--- Begin ---
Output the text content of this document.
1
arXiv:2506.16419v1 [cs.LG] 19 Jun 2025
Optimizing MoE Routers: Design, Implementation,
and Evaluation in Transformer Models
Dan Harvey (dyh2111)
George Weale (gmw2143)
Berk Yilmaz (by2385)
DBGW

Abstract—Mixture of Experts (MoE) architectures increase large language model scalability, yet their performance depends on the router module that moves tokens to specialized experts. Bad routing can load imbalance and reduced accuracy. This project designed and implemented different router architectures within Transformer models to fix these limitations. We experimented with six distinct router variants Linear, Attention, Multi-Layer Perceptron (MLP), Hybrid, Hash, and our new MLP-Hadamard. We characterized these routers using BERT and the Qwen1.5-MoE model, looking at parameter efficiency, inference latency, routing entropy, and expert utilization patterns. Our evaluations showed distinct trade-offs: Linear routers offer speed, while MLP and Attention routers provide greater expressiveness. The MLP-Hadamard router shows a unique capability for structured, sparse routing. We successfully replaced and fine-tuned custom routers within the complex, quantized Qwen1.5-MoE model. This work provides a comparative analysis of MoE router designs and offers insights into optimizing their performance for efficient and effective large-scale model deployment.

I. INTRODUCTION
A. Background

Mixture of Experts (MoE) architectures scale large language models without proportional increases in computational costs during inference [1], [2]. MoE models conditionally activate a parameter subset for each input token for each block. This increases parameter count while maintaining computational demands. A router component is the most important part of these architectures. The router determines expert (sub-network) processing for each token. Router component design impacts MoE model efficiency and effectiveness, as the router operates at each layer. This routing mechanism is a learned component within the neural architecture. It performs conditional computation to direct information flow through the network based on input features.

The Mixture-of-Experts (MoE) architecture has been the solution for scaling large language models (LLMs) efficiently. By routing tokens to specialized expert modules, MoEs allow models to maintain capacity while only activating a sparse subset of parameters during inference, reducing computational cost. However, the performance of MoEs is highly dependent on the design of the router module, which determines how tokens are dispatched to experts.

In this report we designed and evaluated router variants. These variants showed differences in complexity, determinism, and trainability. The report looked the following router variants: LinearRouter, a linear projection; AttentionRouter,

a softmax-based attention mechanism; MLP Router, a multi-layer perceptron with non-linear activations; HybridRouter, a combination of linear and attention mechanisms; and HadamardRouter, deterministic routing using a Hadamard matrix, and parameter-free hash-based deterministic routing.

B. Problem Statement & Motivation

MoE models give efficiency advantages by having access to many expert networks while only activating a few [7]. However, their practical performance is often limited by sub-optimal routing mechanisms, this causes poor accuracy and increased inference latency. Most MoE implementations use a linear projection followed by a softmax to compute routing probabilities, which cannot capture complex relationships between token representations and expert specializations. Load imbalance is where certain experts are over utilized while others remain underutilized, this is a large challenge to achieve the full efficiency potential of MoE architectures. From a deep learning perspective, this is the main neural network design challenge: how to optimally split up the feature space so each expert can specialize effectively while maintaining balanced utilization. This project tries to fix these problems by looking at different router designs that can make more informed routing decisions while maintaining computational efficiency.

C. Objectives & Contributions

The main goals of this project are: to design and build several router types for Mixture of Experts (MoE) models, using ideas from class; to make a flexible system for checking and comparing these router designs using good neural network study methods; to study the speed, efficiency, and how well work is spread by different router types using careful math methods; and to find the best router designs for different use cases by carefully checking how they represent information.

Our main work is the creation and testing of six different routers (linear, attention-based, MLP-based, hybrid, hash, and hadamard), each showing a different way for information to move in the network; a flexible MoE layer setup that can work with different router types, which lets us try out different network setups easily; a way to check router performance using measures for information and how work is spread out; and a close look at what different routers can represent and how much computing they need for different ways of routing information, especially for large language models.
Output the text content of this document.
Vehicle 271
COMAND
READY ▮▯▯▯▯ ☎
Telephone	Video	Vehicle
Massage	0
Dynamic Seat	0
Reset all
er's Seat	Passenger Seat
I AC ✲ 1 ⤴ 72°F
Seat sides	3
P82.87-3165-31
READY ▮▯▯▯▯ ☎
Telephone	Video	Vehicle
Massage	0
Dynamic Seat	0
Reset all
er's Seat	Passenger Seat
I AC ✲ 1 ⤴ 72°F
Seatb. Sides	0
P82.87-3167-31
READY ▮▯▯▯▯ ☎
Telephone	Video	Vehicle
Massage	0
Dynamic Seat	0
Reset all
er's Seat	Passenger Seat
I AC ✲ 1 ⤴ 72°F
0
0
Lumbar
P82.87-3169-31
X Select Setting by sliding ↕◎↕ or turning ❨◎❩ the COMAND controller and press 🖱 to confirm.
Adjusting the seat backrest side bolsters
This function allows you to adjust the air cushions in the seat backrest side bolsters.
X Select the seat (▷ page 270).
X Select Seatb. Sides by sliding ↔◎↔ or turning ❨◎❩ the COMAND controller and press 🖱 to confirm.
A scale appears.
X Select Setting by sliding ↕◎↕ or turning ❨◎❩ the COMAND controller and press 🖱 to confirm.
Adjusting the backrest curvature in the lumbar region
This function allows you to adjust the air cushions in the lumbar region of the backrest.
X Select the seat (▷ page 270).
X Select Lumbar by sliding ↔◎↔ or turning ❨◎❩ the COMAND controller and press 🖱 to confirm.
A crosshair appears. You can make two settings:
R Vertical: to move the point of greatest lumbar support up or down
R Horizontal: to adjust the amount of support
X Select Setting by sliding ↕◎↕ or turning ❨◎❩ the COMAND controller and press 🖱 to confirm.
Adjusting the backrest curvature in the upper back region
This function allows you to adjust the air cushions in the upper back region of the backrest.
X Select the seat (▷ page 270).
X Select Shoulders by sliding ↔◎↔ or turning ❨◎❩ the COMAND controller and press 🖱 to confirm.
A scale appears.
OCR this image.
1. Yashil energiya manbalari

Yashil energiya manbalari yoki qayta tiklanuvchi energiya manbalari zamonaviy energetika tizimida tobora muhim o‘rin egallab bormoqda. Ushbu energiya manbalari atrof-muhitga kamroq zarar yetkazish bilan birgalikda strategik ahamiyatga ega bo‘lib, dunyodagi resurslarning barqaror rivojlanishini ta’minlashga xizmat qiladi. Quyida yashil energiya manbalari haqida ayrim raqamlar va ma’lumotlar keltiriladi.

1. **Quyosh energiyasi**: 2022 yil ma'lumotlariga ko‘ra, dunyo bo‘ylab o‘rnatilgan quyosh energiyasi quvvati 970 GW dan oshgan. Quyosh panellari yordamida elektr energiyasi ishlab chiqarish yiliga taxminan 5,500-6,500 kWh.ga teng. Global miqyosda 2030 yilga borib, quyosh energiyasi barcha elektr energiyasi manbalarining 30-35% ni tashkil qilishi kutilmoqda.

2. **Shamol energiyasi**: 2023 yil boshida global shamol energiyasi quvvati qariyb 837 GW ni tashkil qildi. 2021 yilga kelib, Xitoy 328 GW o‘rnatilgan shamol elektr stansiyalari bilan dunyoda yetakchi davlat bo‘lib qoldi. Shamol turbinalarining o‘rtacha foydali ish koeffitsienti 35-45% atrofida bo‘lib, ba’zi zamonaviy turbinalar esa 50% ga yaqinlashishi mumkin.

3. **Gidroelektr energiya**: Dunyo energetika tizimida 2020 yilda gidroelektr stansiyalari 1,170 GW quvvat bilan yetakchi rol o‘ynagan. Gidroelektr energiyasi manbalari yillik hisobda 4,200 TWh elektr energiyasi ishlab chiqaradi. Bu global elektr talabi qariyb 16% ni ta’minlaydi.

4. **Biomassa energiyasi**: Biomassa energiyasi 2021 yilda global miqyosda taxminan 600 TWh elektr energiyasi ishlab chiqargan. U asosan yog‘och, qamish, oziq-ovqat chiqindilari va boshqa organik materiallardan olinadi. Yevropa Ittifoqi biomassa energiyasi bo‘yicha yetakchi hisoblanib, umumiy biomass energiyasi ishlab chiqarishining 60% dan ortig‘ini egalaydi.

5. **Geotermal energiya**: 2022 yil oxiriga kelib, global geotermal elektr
--- End ---
What you should do
Filter the listing above for the string "Yashil" and copy every matching line.

The completed task
1. Yashil energiya manbalari
Yashil energiya manbalari yoki qayta tiklanuvchi energiya manbalari zamonaviy energetika tizimida tobora muhim o‘rin egallab bormoqda. Ushbu energiya manbalari atrof-muhitga kamroq zarar yetkazish bilan birgalikda strategik ahamiyatga ega bo‘lib, dunyodagi resurslarning barqaror rivojlanishini ta’minlashga xizmat qiladi. Quyida yashil energiya manbalari haqida ayrim raqamlar va ma’lumotlar keltiriladi.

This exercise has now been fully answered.